Count how many lines include "固本强基" and answer with that number only.

**Records shown**:
--- Start ---
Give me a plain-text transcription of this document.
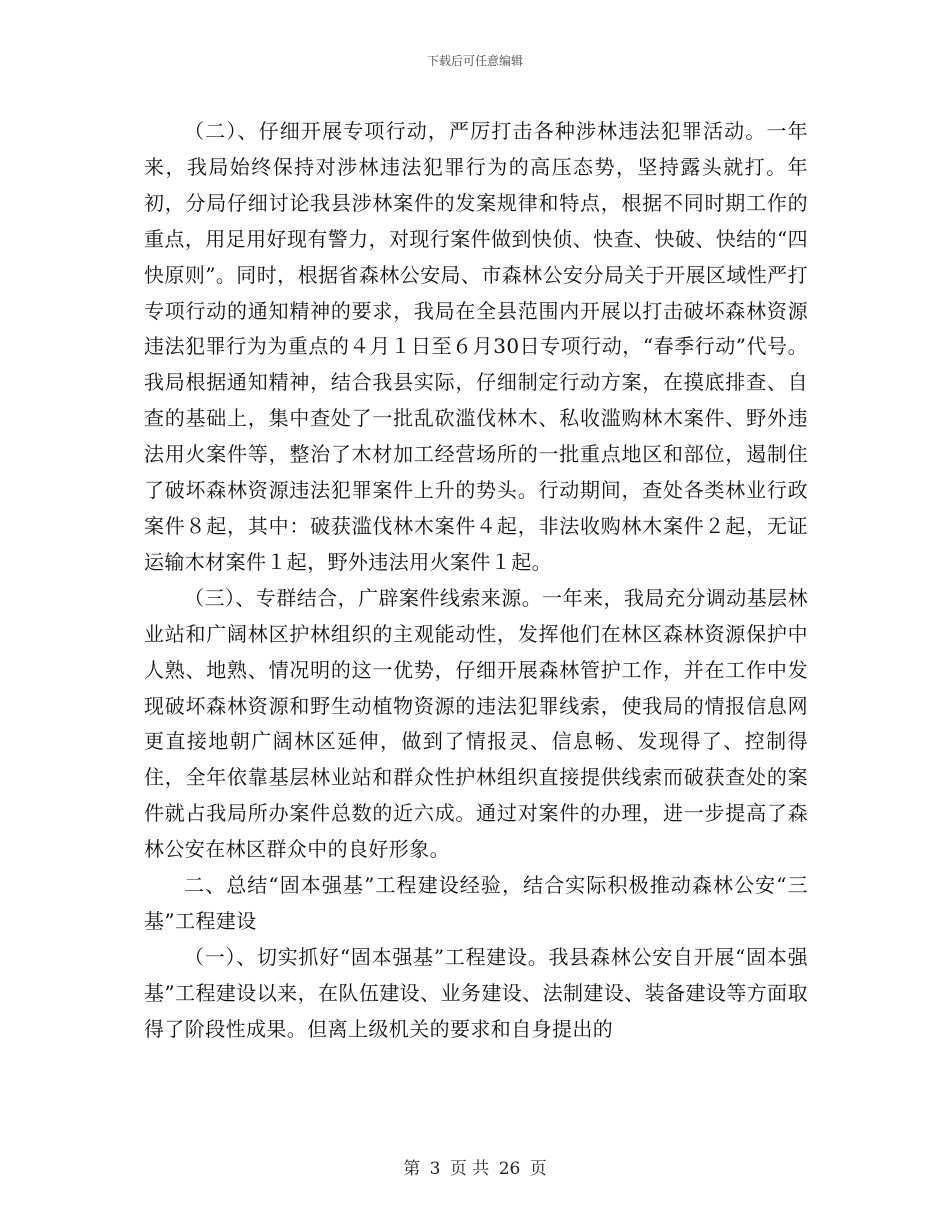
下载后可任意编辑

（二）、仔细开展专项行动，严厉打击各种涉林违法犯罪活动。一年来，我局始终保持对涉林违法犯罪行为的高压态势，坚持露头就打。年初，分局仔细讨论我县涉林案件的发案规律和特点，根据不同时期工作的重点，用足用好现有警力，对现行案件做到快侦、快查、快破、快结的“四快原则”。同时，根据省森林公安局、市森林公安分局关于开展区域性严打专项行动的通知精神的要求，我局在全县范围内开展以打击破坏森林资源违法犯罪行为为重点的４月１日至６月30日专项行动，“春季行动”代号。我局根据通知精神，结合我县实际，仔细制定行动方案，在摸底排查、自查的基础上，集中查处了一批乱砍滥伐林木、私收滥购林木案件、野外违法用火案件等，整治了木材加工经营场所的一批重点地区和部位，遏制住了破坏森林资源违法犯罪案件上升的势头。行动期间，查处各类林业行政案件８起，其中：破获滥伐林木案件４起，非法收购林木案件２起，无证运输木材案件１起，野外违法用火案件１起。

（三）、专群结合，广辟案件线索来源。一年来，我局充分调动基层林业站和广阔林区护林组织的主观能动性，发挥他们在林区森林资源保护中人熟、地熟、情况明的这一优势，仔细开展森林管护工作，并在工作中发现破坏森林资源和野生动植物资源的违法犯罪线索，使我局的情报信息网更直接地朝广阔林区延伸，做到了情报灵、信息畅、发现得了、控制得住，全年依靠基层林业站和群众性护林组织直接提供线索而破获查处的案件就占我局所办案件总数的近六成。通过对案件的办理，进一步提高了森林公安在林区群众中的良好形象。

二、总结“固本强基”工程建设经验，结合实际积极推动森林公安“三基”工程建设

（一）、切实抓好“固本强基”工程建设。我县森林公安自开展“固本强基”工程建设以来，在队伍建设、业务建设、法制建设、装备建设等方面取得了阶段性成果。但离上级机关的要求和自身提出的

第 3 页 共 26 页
--- End ---
**Full answer**:
2